## Supplied text:
====
Error Handling Patterns
All kinetic errors are returned through KineticError. Use the built-in
classification methods to decide how to respond.
#![allow(unused)]
fn main() {
use kinetic::prelude::*;
match planner.plan(&start, &goal) {
Ok(result) => execute(result),
Err(e) if e.is_retryable() => {
// PlanningTimeout, IKNotConverged, CartesianPathIncomplete
// Try again with relaxed parameters
let config = PlannerConfig::offline();
let result = planner.plan_with_config(&start, &goal, config)?;
execute(result);
}
Err(e) if e.is_input_error() => {
// Bad URDF, wrong DOF, unreachable goal
// Fix the input, do not retry
log::error!("Input error: {e}");
}
Err(e) => {
log::error!("Unexpected error: {e}");
}
}
}
Trajectory Validation
Always validate trajectories before executing on hardware.
#![allow(unused)]
fn main() {
use kinetic::trajectory::{TrajectoryValidator, ValidationConfig};
let validator = TrajectoryValidator::new(ValidationConfig {
max_velocity: robot.velocity_limits(),
max_acceleration: robot.acceleration_limits(),
joint_limits: robot.joint_limits.clone(),
..Default::default()
});
let violations = validator.validate(&timed_trajectory);
if !violations.is_empty() {
for v in &violations {
log::warn!("Trajectory violation: {:?}", v);
}
// Do NOT execute. Replan or adjust time parameterization.
====
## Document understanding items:
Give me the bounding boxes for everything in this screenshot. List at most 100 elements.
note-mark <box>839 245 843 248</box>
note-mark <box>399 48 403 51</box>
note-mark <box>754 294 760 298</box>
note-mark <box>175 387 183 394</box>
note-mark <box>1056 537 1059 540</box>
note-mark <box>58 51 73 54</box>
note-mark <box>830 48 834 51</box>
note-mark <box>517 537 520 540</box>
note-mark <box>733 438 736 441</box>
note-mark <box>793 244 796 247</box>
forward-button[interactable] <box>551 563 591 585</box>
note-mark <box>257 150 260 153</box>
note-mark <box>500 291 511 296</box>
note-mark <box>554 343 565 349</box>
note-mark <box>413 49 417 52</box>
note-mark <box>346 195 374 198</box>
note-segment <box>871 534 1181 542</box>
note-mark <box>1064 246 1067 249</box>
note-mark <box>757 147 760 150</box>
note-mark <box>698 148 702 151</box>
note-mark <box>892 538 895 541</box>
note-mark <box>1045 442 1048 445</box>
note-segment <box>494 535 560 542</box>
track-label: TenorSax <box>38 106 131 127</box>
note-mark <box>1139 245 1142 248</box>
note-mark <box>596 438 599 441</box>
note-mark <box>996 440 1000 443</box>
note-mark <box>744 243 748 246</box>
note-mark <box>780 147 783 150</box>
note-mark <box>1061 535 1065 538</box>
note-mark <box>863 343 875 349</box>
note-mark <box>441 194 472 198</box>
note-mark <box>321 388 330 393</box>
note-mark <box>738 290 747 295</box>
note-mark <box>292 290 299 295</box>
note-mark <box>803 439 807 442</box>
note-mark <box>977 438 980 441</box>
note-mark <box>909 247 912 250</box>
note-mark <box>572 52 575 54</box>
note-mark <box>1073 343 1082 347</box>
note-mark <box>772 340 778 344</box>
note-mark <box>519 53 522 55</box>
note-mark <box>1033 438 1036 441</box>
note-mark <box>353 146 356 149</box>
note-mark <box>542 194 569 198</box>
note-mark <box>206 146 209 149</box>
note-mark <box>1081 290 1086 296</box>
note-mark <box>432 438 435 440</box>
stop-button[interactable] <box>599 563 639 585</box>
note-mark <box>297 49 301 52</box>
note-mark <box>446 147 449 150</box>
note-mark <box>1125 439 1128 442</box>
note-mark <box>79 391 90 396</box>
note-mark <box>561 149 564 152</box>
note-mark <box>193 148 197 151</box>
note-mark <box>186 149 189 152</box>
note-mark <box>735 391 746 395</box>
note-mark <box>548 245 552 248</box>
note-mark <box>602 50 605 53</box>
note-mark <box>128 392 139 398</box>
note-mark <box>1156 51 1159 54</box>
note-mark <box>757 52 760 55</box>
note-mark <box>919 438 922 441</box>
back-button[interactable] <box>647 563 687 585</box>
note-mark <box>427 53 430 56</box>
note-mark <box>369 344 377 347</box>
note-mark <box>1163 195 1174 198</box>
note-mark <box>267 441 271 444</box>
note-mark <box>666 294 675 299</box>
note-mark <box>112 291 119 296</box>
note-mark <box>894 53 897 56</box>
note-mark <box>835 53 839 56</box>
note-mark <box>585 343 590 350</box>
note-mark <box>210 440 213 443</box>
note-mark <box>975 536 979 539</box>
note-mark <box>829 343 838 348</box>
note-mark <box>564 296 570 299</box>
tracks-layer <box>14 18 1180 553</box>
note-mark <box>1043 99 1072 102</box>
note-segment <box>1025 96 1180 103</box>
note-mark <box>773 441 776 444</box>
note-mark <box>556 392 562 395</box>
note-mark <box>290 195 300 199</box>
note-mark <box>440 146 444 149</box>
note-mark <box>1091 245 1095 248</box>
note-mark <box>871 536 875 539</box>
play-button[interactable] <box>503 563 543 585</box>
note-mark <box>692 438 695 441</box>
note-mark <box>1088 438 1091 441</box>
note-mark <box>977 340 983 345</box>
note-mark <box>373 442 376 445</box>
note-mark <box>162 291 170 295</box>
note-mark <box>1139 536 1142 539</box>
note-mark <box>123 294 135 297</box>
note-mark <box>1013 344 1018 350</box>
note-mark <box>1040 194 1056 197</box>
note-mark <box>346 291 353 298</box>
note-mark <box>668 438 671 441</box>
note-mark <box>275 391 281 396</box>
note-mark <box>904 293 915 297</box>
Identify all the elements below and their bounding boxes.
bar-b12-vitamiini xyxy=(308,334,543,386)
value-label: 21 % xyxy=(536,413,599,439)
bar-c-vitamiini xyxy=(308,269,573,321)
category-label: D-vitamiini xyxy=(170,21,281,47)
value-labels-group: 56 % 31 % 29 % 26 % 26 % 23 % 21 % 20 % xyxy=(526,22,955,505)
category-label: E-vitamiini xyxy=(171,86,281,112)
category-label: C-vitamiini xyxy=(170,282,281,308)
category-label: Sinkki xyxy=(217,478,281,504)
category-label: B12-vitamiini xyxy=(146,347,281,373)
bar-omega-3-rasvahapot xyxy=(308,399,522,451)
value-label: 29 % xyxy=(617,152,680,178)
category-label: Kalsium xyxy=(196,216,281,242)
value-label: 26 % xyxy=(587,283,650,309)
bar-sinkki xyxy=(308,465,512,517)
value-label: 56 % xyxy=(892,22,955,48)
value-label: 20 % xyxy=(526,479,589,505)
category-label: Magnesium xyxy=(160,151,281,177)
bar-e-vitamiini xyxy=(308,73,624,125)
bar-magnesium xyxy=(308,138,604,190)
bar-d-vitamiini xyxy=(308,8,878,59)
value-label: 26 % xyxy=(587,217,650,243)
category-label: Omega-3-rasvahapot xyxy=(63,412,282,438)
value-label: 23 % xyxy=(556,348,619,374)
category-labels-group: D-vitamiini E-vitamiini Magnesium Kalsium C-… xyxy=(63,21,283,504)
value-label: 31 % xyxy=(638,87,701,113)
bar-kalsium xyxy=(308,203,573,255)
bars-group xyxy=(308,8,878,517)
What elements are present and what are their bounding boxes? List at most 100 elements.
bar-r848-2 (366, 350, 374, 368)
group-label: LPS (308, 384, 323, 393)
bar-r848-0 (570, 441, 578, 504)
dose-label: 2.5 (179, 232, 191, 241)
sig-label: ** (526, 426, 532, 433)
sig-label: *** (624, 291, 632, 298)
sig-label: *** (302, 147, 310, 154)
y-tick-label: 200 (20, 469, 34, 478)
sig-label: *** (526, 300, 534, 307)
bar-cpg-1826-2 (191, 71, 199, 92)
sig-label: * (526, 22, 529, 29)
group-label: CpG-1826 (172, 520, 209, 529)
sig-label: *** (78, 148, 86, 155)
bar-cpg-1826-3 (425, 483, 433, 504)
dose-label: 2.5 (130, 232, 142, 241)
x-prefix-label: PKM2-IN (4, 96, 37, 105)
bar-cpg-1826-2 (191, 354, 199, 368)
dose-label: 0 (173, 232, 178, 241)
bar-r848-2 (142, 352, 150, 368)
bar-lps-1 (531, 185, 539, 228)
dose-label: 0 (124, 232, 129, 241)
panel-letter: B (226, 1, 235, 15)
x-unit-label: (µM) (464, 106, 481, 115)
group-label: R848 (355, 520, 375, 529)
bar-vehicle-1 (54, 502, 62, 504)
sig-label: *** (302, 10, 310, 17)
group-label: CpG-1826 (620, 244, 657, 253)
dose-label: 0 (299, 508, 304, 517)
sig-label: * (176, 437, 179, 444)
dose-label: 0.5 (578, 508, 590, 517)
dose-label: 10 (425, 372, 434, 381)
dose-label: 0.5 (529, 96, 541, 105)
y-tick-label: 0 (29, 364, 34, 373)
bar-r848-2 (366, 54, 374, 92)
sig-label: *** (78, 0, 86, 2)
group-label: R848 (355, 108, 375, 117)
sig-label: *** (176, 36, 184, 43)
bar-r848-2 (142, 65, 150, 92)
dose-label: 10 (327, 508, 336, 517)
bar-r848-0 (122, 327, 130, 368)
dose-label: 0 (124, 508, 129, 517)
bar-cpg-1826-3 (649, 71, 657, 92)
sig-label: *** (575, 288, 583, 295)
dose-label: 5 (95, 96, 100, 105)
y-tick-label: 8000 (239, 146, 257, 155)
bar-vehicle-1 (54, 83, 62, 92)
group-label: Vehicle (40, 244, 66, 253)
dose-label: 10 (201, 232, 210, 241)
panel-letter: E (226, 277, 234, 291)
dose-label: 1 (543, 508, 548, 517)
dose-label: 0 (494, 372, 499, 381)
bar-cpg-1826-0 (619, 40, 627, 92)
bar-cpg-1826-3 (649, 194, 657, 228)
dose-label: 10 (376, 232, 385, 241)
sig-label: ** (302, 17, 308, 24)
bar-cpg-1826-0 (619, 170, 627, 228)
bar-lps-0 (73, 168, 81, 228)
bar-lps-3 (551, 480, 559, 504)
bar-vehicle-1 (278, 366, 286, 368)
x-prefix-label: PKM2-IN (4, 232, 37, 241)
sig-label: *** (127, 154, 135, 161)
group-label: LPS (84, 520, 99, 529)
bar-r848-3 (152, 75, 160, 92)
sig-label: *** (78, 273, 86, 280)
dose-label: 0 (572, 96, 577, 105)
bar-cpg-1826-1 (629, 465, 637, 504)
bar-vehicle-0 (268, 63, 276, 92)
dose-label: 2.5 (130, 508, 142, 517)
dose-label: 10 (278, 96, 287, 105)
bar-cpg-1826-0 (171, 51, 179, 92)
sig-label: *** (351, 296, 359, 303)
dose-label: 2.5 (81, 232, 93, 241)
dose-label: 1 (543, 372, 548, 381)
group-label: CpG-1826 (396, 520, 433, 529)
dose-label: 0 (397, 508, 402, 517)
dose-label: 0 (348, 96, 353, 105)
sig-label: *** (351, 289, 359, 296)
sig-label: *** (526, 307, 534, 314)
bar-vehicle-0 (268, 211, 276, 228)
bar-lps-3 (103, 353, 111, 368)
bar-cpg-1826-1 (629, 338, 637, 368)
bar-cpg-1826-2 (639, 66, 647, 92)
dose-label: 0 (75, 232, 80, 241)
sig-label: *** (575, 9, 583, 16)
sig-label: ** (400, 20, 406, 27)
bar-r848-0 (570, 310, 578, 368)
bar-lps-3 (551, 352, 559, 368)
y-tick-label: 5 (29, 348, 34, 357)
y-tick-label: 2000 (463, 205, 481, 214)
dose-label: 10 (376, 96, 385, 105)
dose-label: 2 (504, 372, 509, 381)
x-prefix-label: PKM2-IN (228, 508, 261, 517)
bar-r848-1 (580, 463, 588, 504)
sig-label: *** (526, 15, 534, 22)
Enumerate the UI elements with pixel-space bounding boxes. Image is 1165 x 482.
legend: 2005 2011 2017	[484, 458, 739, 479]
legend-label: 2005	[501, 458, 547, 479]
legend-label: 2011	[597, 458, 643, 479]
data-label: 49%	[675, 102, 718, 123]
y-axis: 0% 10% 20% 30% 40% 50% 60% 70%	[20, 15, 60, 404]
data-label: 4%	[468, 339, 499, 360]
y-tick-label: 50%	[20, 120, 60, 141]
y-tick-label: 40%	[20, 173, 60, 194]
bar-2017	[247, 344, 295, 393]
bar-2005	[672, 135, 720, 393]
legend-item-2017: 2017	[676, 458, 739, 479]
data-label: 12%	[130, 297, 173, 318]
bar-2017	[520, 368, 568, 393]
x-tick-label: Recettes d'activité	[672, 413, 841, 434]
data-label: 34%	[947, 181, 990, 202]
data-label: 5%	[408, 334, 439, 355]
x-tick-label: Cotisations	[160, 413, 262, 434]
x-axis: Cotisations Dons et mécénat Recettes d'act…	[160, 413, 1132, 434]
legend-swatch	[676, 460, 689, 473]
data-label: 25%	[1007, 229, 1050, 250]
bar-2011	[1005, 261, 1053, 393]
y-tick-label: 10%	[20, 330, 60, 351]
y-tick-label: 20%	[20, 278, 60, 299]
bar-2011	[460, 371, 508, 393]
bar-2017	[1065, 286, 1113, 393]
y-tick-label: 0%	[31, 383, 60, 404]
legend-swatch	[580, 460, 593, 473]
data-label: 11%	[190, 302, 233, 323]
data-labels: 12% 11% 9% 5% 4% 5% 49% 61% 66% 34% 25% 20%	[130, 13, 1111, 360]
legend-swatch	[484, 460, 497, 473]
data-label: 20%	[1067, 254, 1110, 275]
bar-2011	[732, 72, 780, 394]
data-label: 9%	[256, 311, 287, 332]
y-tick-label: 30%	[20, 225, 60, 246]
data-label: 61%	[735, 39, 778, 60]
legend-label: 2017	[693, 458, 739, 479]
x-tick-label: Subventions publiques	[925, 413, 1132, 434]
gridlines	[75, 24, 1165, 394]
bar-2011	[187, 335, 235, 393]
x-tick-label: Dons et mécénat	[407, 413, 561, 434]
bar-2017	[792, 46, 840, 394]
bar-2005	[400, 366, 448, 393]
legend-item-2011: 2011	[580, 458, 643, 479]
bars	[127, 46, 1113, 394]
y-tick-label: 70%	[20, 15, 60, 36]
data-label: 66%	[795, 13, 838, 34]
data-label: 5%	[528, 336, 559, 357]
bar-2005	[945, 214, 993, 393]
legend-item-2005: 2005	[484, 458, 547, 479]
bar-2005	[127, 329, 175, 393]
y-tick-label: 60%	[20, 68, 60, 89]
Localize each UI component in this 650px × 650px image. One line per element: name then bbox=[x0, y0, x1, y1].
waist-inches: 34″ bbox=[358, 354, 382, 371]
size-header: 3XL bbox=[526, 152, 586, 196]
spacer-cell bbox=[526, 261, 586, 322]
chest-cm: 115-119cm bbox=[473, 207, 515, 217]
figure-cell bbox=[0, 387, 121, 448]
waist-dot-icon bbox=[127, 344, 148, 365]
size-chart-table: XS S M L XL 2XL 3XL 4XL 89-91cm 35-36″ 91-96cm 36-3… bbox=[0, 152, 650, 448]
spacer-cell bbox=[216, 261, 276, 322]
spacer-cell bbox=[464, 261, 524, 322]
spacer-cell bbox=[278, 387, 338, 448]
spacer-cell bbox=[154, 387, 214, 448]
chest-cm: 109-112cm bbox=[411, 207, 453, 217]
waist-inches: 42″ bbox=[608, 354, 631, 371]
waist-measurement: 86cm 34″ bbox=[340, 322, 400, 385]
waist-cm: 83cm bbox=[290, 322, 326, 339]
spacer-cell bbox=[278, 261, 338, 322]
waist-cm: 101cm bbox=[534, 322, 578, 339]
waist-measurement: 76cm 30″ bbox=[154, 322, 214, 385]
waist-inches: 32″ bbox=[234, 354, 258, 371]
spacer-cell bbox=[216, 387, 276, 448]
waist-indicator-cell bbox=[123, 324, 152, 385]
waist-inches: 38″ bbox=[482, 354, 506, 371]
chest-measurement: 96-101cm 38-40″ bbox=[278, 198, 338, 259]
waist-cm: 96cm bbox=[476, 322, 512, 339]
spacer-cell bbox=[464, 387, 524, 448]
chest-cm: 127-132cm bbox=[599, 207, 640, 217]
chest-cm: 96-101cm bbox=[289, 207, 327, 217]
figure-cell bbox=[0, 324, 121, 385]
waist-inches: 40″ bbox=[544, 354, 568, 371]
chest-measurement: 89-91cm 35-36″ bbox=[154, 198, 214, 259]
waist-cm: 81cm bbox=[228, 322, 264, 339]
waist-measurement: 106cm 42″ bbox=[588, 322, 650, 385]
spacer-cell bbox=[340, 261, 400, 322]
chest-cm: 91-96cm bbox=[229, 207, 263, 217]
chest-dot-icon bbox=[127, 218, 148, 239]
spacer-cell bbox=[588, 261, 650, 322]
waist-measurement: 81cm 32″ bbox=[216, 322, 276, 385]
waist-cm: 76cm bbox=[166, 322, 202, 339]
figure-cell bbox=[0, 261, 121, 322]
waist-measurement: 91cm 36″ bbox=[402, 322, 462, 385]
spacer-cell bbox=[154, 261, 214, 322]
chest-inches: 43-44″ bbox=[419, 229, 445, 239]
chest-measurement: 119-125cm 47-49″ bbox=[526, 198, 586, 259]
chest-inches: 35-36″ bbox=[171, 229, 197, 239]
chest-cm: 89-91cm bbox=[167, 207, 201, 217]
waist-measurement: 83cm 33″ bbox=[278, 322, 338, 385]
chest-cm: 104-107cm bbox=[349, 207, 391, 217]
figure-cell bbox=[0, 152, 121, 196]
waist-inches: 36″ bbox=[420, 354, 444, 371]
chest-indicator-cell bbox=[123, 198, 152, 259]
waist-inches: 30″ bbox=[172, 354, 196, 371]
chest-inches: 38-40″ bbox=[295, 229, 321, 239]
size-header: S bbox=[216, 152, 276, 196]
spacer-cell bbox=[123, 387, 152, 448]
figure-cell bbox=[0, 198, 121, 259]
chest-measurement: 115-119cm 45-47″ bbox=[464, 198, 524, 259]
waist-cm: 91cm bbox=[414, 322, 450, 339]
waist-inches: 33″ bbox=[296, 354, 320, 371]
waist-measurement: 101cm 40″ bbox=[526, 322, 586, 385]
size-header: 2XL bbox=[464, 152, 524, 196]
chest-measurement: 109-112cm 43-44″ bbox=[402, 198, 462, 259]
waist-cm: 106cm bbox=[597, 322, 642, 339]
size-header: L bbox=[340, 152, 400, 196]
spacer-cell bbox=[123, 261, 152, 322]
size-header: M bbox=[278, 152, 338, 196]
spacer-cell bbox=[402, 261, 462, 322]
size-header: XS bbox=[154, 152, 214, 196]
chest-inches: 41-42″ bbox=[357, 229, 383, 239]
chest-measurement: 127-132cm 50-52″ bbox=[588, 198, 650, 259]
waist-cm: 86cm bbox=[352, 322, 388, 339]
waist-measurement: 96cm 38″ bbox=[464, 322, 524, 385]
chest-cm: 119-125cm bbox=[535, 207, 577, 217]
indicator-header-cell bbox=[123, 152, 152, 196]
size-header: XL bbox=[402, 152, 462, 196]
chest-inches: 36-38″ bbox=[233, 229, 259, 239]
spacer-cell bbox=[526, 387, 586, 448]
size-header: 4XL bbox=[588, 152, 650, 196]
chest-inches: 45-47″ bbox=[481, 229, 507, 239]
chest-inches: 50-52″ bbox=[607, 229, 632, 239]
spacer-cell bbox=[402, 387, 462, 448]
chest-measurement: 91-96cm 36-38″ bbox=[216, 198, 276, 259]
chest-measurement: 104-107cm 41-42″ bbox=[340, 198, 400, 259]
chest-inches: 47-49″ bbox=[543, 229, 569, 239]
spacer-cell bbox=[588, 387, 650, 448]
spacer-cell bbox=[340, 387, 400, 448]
====
Pick up the text on Kinetic error handling and trajectory validation, continuing from right after its last line.

}
}
Monitoring Manipulability
Track manipulability during execution to detect approaching singularities.
#![allow(unused)]
fn main() {
use kinetic::kinematics::manipulability;
let m = manipulability(&robot, &chain, ¤t_joints)?;
if m < 0.02 {
log::warn!("Low manipulability ({m:.4}), near singularity");
// Consider replanning away from this configuration
}
}
The degraded Flag
IK solutions include a degraded flag indicating whether the solver fell
back to a less accurate method (e.g., scaled transpose instead of full
pseudoinverse near a singularity).
#![allow(unused)]
fn main() {
let solution = solve_ik(&robot, &chain, &target, &config)?;
if solution.degraded {
log::warn!(
"IK solution is degraded (condition={:.0}), verify before executing",
solution.condition_number
);
}
}
Recovery Strategies
Replan on Failure
#![allow(unused)]
fn main() {
use kinetic::prelude::*;
let loop_config = PlanExecuteConfig {
max_replans: 3,
replan_strategy: ReplanStrategy::FromCurrent,
recovery: RecoveryStrategy::RetryWithRelaxedConfig,
..Default::default()
};
let pel = PlanExecuteLoop::new(&robot, loop_config);
let result = pel.run(&start, &goal, &scene)?;
}
Graceful Degradation
When the primary planner fails, fall back to simpler strategies:
- Retry with
PlannerConfig::offline()(more iterations) - Try a different planner type (
PlannerType::ESTfor narrow passages) - Use waypoint decomposition (break the path into segments)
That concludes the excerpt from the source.